┌────────
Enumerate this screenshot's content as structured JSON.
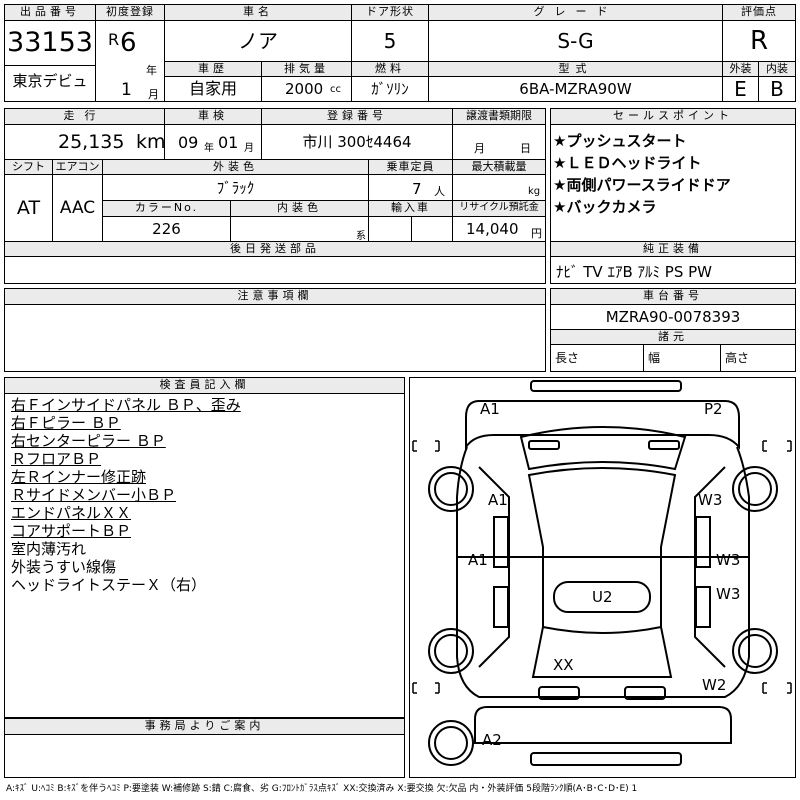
{
  "header": {
    "lot_label": "出品番号",
    "lot_number": "33153",
    "tokyo_debut": "東京デビュ",
    "first_reg_label": "初度登録",
    "era": "R",
    "era_year": "6",
    "year_unit": "年",
    "month": "1",
    "month_unit": "月",
    "car_name_label": "車名",
    "car_name": "ノア",
    "door_label": "ドア形状",
    "door": "5",
    "grade_label": "グレード",
    "grade": "S-G",
    "score_label": "評価点",
    "score": "R",
    "history_label": "車歴",
    "history": "自家用",
    "displacement_label": "排気量",
    "displacement": "2000",
    "displacement_unit": "cc",
    "fuel_label": "燃料",
    "fuel": "ｶﾞｿﾘﾝ",
    "model_label": "型式",
    "model": "6BA-MZRA90W",
    "exterior_label": "外装",
    "exterior_score": "E",
    "interior_label": "内装",
    "interior_score": "B"
  },
  "middle": {
    "mileage_label": "走行",
    "mileage": "25,135",
    "mileage_unit": "km",
    "inspection_label": "車検",
    "insp_year": "09",
    "insp_year_unit": "年",
    "insp_month": "01",
    "insp_month_unit": "月",
    "reg_no_label": "登録番号",
    "reg_no": "市川 300ｾ4464",
    "transfer_label": "譲渡書類期限",
    "transfer_month": "月",
    "transfer_day": "日",
    "shift_label": "シフト",
    "shift": "AT",
    "ac_label": "エアコン",
    "ac": "AAC",
    "ext_color_label": "外装色",
    "ext_color": "ﾌﾞﾗｯｸ",
    "capacity_label": "乗車定員",
    "capacity": "7",
    "capacity_unit": "人",
    "max_load_label": "最大積載量",
    "max_load_unit": "kg",
    "color_no_label": "カラーNo.",
    "color_no": "226",
    "int_color_label": "内装色",
    "int_color_unit": "系",
    "import_label": "輸入車",
    "recycle_label": "リサイクル預託金",
    "recycle": "14,040",
    "recycle_unit": "円",
    "later_parts_label": "後日発送部品"
  },
  "sales_points": {
    "label": "セールスポイント",
    "items": [
      "★プッシュスタート",
      "★ＬＥＤヘッドライト",
      "★両側パワースライドドア",
      "★バックカメラ"
    ]
  },
  "equipment": {
    "label": "純正装備",
    "value": "ﾅﾋﾞ TV ｴｱB ｱﾙﾐ PS PW"
  },
  "caution": {
    "label": "注意事項欄"
  },
  "chassis": {
    "label": "車台番号",
    "value": "MZRA90-0078393",
    "dims_label": "諸元",
    "length": "長さ",
    "width": "幅",
    "height": "高さ"
  },
  "inspector": {
    "label": "検査員記入欄",
    "lines": [
      "右Ｆインサイドパネル ＢＰ、歪み",
      "右Ｆピラー ＢＰ",
      "右センターピラー ＢＰ",
      "ＲフロアＢＰ",
      "左Ｒインナー修正跡",
      "Ｒサイドメンバー小ＢＰ",
      "エンドパネルＸＸ",
      "コアサポートＢＰ",
      "室内薄汚れ",
      "外装うすい線傷",
      "ヘッドライトステーＸ（右）"
    ]
  },
  "diagram": {
    "marks": [
      "A1",
      "P2",
      "A1",
      "W3",
      "A1",
      "W3",
      "W3",
      "U2",
      "XX",
      "W2",
      "A2"
    ]
  },
  "office": {
    "label": "事務局よりご案内"
  },
  "footer": {
    "legend": "A:ｷｽﾞ U:ﾍｺﾐ B:ｷｽﾞを伴うﾍｺﾐ P:要塗装 W:補修跡 S:錆 C:腐食、劣 G:ﾌﾛﾝﾄｶﾞﾗｽ点ｷｽﾞ XX:交換済み X:要交換 欠:欠品 内・外装評価 5段階ﾗﾝｸ順(A･B･C･D･E) 1"
  }
}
└────────
Without the pictures, write out the whole listing above exactly as it appears.

Enumerate this screenshot's content as structured JSON.
{
  "header": {
    "lot_label": "出品番号",
    "lot_number": "33153",
    "tokyo_debut": "東京デビュ",
    "first_reg_label": "初度登録",
    "era": "R",
    "era_year": "6",
    "year_unit": "年",
    "month": "1",
    "month_unit": "月",
    "car_name_label": "車名",
    "car_name": "ノア",
    "door_label": "ドア形状",
    "door": "5",
    "grade_label": "グレード",
    "grade": "S-G",
    "score_label": "評価点",
    "score": "R",
    "history_label": "車歴",
    "history": "自家用",
    "displacement_label": "排気量",
    "displacement": "2000",
    "displacement_unit": "cc",
    "fuel_label": "燃料",
    "fuel": "ｶﾞｿﾘﾝ",
    "model_label": "型式",
    "model": "6BA-MZRA90W",
    "exterior_label": "外装",
    "exterior_score": "E",
    "interior_label": "内装",
    "interior_score": "B"
  },
  "middle": {
    "mileage_label": "走行",
    "mileage": "25,135",
    "mileage_unit": "km",
    "inspection_label": "車検",
    "insp_year": "09",
    "insp_year_unit": "年",
    "insp_month": "01",
    "insp_month_unit": "月",
    "reg_no_label": "登録番号",
    "reg_no": "市川 300ｾ4464",
    "transfer_label": "譲渡書類期限",
    "transfer_month": "月",
    "transfer_day": "日",
    "shift_label": "シフト",
    "shift": "AT",
    "ac_label": "エアコン",
    "ac": "AAC",
    "ext_color_label": "外装色",
    "ext_color": "ﾌﾞﾗｯｸ",
    "capacity_label": "乗車定員",
    "capacity": "7",
    "capacity_unit": "人",
    "max_load_label": "最大積載量",
    "max_load_unit": "kg",
    "color_no_label": "カラーNo.",
    "color_no": "226",
    "int_color_label": "内装色",
    "int_color_unit": "系",
    "import_label": "輸入車",
    "recycle_label": "リサイクル預託金",
    "recycle": "14,040",
    "recycle_unit": "円",
    "later_parts_label": "後日発送部品"
  },
  "sales_points": {
    "label": "セールスポイント",
    "items": [
      "★プッシュスタート",
      "★ＬＥＤヘッドライト",
      "★両側パワースライドドア",
      "★バックカメラ"
    ]
  },
  "equipment": {
    "label": "純正装備",
    "value": "ﾅﾋﾞ TV ｴｱB ｱﾙﾐ PS PW"
  },
  "caution": {
    "label": "注意事項欄"
  },
  "chassis": {
    "label": "車台番号",
    "value": "MZRA90-0078393",
    "dims_label": "諸元",
    "length": "長さ",
    "width": "幅",
    "height": "高さ"
  },
  "inspector": {
    "label": "検査員記入欄",
    "lines": [
      "右Ｆインサイドパネル ＢＰ、歪み",
      "右Ｆピラー ＢＰ",
      "右センターピラー ＢＰ",
      "ＲフロアＢＰ",
      "左Ｒインナー修正跡",
      "Ｒサイドメンバー小ＢＰ",
      "エンドパネルＸＸ",
      "コアサポートＢＰ",
      "室内薄汚れ",
      "外装うすい線傷",
      "ヘッドライトステーＸ（右）"
    ]
  },
  "diagram": {
    "marks": [
      "A1",
      "P2",
      "A1",
      "W3",
      "A1",
      "W3",
      "W3",
      "U2",
      "XX",
      "W2",
      "A2"
    ]
  },
  "office": {
    "label": "事務局よりご案内"
  },
  "footer": {
    "legend": "A:ｷｽﾞ U:ﾍｺﾐ B:ｷｽﾞを伴うﾍｺﾐ P:要塗装 W:補修跡 S:錆 C:腐食、劣 G:ﾌﾛﾝﾄｶﾞﾗｽ点ｷｽﾞ XX:交換済み X:要交換 欠:欠品 内・外装評価 5段階ﾗﾝｸ順(A･B･C･D･E) 1"
  }
}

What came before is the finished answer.